| Record extracts |
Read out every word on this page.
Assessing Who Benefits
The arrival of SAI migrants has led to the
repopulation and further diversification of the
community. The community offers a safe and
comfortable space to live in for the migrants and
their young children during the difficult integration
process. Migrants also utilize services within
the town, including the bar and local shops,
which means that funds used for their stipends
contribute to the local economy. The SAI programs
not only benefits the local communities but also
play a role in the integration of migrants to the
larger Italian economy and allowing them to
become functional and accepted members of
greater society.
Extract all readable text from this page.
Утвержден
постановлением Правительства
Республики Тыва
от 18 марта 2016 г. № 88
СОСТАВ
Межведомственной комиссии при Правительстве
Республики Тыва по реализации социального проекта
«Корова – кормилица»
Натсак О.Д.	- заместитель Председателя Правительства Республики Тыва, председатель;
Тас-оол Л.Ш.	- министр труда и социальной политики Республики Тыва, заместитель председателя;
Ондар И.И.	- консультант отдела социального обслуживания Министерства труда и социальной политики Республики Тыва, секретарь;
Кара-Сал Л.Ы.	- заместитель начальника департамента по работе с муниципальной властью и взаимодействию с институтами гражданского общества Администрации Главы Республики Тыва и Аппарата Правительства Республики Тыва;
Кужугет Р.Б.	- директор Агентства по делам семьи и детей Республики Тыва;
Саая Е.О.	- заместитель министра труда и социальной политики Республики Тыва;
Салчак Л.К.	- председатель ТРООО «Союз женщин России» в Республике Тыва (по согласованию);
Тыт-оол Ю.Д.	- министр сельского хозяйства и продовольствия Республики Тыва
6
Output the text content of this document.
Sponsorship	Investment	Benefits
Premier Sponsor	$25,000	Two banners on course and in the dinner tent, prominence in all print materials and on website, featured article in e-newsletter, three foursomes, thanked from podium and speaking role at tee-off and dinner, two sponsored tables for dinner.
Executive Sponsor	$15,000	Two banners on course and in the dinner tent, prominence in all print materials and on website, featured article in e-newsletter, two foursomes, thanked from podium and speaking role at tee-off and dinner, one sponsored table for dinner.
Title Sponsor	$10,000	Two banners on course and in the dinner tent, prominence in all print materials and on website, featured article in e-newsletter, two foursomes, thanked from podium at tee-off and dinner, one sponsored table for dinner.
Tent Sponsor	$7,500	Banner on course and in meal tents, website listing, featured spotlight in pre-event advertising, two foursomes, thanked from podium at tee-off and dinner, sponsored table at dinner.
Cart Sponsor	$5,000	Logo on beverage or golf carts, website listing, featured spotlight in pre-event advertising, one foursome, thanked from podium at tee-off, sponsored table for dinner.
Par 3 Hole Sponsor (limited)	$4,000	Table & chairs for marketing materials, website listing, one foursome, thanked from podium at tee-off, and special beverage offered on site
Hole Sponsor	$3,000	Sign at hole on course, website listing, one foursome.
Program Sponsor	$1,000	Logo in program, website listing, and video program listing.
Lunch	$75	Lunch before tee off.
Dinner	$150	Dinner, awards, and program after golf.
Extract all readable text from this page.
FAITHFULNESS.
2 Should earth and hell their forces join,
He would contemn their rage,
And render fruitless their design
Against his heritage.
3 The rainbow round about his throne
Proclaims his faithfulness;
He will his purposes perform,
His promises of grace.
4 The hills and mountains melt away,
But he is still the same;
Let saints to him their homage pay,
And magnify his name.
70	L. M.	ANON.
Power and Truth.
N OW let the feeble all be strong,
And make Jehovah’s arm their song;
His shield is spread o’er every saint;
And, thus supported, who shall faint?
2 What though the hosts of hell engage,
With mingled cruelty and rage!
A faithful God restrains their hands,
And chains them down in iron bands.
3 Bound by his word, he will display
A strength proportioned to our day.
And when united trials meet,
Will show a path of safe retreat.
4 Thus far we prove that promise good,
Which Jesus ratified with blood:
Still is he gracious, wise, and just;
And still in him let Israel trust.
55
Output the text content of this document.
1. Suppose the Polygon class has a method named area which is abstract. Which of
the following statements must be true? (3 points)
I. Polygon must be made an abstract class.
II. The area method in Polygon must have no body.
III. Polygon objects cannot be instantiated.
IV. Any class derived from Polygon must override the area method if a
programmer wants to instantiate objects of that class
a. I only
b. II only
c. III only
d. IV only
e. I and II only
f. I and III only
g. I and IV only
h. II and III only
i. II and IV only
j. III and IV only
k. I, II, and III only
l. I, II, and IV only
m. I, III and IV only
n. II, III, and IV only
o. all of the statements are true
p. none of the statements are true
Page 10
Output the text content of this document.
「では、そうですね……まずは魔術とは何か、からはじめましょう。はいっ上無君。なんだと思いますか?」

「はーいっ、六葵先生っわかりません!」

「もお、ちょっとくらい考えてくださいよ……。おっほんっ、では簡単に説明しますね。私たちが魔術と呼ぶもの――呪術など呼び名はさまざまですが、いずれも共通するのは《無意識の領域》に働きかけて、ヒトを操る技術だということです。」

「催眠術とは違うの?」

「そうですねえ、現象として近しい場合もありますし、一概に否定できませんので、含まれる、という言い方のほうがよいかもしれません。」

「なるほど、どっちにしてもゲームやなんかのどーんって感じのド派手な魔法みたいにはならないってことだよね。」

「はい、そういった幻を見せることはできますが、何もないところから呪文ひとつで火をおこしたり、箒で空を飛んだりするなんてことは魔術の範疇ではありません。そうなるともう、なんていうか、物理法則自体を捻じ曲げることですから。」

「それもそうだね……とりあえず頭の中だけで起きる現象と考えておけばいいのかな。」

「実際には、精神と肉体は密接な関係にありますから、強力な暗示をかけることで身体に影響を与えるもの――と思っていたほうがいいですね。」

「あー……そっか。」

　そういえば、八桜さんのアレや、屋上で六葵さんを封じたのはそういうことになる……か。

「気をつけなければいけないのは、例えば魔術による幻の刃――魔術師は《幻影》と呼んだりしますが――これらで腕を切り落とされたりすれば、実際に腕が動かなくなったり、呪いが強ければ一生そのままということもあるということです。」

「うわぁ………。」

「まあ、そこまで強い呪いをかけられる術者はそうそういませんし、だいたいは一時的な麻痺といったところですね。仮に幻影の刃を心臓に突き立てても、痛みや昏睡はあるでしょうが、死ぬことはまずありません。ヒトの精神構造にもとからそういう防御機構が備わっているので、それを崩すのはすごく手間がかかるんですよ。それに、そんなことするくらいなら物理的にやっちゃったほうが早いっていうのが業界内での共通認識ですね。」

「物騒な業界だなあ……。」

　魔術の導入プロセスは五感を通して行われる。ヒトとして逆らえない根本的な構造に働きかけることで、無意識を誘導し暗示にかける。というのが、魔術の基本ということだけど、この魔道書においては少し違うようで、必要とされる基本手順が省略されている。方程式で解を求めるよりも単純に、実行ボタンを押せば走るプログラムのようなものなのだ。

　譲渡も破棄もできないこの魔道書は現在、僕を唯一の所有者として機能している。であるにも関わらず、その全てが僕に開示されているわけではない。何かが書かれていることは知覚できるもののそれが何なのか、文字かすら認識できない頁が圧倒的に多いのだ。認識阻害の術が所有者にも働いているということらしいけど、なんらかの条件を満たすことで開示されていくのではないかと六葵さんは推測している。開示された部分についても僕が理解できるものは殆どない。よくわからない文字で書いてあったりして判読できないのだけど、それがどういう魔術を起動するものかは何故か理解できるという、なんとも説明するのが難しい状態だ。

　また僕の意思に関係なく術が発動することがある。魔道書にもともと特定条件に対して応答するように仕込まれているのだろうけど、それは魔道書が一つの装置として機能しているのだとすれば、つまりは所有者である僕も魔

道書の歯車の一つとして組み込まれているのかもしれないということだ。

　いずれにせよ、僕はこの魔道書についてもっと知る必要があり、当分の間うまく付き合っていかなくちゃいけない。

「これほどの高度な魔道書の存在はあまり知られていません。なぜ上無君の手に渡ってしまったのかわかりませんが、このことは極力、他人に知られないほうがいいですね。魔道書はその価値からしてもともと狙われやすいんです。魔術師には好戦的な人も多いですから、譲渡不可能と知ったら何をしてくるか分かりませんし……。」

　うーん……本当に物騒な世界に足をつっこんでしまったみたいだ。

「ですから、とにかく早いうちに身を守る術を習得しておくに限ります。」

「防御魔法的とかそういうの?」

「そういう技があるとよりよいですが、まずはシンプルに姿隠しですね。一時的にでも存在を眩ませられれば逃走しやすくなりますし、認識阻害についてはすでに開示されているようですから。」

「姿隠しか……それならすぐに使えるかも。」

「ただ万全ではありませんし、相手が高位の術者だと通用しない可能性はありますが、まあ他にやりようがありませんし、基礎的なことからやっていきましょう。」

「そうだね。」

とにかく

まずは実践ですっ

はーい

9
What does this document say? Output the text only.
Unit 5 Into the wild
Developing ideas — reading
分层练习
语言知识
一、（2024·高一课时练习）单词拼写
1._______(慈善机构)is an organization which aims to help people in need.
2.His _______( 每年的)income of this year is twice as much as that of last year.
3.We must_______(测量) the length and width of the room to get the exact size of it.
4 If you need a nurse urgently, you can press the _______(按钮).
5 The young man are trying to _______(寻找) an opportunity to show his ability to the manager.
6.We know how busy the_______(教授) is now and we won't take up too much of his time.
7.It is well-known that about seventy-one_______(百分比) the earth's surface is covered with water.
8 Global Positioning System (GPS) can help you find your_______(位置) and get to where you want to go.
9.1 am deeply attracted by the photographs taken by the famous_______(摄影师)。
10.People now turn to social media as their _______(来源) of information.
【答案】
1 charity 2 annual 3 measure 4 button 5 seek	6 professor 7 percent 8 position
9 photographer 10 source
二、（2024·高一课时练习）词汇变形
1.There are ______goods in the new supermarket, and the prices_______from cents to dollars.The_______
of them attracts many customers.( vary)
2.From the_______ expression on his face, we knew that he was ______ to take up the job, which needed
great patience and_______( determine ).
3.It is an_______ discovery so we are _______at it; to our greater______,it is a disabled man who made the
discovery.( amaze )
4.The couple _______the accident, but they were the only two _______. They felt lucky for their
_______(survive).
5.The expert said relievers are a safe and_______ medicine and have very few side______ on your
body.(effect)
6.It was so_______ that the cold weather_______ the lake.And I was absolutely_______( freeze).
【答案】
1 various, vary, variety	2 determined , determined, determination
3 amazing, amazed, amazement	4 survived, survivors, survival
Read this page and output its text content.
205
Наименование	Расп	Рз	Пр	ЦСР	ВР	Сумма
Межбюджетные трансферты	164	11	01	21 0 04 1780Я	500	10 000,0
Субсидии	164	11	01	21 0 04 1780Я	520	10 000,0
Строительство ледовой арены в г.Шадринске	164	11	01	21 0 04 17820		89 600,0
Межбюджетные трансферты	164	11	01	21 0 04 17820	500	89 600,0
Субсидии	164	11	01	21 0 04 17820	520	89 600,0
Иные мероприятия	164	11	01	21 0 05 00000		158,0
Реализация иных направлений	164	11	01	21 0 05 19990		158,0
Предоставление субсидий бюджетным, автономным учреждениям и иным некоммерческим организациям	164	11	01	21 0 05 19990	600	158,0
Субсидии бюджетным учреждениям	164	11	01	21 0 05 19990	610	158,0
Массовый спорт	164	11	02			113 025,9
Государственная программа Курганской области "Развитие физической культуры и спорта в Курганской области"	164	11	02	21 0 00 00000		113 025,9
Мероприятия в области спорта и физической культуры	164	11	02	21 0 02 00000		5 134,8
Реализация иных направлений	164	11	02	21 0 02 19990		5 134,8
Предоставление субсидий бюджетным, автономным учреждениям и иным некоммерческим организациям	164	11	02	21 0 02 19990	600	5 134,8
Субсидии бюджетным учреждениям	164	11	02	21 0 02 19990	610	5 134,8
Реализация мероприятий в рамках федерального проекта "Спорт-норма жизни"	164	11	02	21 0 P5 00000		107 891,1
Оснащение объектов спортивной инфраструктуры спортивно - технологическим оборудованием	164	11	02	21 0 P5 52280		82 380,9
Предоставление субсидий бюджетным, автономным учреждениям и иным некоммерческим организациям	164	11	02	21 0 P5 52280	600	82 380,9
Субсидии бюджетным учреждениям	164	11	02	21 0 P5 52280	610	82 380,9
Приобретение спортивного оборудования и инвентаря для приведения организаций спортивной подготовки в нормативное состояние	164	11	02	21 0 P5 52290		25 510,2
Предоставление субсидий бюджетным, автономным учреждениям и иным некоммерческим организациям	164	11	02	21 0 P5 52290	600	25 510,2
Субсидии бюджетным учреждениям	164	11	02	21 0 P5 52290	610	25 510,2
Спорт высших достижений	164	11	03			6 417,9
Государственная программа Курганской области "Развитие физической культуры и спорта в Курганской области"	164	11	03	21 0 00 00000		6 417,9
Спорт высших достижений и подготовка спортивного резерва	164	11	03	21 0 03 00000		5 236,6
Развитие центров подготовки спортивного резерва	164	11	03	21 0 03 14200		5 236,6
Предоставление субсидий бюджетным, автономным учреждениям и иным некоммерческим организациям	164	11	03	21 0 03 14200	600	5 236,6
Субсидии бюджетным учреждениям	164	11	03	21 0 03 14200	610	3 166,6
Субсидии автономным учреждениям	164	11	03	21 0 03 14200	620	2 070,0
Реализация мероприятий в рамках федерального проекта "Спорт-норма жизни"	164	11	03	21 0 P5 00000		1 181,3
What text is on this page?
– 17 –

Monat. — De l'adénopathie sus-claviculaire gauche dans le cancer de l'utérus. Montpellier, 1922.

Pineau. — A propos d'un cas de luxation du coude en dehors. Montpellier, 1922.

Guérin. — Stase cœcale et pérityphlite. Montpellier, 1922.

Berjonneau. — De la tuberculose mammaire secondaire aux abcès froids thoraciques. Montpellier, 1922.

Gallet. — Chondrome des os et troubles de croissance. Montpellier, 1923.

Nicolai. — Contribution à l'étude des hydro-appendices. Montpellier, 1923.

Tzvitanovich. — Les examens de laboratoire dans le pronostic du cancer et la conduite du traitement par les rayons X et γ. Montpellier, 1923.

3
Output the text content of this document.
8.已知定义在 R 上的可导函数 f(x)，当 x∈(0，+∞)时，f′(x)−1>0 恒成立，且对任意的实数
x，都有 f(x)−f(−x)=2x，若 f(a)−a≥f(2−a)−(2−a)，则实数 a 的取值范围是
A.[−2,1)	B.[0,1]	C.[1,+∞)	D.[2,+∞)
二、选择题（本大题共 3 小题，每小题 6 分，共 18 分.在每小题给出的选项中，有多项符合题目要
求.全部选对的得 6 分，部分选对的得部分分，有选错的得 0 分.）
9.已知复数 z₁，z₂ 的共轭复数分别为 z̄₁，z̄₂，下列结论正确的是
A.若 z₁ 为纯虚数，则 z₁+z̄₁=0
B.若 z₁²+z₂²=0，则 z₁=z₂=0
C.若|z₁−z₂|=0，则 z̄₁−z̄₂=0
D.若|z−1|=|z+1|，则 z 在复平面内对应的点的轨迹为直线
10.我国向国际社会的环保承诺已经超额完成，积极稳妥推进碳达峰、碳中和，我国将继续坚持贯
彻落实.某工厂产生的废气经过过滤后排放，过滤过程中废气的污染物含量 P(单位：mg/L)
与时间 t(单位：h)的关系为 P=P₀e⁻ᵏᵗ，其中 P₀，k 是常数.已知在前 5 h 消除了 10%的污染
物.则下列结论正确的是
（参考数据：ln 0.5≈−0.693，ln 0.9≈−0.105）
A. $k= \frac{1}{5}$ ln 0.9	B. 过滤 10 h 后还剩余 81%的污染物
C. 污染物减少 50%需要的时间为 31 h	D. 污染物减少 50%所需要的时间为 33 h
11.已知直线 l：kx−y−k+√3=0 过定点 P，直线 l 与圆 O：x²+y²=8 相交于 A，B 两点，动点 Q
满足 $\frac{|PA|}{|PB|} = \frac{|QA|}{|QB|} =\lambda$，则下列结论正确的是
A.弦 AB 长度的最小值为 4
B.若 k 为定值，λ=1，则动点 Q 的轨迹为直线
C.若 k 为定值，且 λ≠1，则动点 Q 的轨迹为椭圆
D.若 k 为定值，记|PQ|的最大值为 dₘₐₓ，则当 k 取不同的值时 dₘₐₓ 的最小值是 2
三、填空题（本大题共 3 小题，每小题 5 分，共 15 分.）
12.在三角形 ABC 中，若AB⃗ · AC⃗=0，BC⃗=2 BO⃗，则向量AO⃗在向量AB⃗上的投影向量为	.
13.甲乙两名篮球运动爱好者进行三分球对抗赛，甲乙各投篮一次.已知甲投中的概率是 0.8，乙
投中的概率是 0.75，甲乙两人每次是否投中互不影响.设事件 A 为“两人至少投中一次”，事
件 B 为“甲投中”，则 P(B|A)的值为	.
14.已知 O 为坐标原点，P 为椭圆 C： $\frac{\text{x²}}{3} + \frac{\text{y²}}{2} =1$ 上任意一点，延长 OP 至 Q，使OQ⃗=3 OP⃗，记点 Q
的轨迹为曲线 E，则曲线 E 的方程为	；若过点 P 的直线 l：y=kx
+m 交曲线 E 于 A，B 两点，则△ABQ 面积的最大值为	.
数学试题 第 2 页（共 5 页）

| Exercise objective |
Find all lines holding the string "spotlight" and copy them.

| Task answer |
Tent Sponsor	$7,500	Banner on course and in meal tents, website listing, featured spotlight in pre-event advertising, two foursomes, thanked from podium at tee-off and dinner, sponsored table at dinner.
Cart Sponsor	$5,000	Logo on beverage or golf carts, website listing, featured spotlight in pre-event advertising, one foursome, thanked from podium at tee-off, sponsored table for dinner.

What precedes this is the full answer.